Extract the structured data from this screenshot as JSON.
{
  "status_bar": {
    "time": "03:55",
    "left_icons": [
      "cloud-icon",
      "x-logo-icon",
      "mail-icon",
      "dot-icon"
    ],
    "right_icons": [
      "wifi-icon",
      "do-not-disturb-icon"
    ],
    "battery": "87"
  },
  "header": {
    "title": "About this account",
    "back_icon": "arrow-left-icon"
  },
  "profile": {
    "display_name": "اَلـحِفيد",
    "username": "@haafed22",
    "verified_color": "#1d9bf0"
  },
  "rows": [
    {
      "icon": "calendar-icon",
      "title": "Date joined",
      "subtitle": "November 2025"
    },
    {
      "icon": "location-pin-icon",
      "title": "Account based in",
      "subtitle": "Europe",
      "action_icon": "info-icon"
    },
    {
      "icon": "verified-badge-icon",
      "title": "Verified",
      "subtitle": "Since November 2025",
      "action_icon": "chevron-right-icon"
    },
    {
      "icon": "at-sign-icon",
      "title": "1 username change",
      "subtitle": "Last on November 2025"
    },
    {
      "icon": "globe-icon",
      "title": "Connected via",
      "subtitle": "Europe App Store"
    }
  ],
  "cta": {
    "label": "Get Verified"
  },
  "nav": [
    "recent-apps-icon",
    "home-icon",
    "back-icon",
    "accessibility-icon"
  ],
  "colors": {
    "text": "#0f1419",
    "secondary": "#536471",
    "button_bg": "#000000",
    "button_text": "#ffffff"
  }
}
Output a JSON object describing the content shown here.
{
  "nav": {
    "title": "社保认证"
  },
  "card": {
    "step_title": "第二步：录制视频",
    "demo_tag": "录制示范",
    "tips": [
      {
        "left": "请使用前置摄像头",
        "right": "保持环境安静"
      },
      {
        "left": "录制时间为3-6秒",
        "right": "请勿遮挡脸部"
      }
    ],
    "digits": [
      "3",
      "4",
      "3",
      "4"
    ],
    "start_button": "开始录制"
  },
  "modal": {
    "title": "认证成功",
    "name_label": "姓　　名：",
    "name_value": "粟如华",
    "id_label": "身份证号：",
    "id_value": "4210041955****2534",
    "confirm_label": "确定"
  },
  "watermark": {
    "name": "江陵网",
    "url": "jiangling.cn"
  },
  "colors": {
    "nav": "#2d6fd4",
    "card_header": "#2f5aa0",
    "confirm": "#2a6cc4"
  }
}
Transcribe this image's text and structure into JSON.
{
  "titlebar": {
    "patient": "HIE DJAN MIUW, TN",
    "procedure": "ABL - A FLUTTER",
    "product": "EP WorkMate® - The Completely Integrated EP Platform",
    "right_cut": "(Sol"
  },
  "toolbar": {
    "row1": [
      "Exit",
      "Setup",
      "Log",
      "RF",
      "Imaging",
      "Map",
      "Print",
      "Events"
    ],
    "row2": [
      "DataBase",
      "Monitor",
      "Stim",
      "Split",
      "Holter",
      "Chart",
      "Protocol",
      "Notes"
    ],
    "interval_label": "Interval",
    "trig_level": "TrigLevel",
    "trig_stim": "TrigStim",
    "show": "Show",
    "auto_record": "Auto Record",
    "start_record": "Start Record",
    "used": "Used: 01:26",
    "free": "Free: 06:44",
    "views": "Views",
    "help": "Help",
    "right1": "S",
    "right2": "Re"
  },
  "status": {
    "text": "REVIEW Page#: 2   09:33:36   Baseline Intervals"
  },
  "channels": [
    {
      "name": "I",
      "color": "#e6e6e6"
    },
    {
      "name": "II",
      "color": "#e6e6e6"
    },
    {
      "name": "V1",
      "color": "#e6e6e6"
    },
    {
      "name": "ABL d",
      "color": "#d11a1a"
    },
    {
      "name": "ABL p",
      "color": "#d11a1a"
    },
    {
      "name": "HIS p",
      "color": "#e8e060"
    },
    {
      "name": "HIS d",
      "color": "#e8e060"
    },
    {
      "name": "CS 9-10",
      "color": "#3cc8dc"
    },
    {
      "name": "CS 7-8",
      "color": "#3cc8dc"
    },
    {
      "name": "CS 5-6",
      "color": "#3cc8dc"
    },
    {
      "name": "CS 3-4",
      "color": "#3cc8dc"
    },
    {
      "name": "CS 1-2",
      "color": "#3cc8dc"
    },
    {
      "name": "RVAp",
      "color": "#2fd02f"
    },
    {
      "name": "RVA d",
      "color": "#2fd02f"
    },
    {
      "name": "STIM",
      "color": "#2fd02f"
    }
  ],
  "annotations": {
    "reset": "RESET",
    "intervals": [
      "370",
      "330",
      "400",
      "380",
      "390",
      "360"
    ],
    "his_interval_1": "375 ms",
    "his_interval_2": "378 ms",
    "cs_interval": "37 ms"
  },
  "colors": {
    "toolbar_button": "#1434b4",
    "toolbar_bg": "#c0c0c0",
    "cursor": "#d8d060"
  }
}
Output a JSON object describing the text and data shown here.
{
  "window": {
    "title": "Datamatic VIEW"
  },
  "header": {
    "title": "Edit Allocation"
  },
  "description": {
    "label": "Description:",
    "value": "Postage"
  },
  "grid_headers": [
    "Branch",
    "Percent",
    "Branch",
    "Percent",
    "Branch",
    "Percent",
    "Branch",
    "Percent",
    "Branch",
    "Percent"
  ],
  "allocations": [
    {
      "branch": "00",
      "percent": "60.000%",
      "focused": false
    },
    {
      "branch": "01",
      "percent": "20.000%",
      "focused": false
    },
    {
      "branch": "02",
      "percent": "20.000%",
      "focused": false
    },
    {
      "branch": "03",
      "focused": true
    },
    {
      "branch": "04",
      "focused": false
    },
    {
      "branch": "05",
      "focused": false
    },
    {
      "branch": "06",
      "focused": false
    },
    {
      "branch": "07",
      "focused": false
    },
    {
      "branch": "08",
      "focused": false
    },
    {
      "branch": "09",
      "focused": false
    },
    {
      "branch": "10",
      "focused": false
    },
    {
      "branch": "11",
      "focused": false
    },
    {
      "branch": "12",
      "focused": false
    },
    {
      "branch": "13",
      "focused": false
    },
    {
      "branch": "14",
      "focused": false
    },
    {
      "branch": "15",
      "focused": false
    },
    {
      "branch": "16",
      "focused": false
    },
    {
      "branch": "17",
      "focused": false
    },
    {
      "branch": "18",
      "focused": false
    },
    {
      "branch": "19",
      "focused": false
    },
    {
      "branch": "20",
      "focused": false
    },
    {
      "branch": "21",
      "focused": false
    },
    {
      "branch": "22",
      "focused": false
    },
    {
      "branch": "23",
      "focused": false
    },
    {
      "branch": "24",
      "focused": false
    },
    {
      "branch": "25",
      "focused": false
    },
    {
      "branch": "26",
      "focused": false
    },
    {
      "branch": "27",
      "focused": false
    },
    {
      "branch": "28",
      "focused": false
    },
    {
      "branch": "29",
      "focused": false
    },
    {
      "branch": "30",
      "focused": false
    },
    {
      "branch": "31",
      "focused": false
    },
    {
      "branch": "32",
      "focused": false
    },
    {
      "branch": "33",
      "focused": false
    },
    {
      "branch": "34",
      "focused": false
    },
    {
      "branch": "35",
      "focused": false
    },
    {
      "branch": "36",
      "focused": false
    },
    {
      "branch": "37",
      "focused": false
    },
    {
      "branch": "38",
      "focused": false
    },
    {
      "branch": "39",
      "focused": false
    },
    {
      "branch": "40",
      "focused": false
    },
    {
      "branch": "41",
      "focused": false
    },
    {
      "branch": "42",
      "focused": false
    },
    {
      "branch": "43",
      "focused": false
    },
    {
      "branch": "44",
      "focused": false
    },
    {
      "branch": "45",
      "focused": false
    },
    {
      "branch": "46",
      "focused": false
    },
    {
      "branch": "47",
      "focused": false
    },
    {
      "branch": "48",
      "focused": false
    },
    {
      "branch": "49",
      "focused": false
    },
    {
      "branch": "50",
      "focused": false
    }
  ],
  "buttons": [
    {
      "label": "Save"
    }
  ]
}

-=-=-=-=-

EXERCISE OBJECTIVE:
Give back only a number, the number of lines where the string "November" occurs.

RESPONSE:
3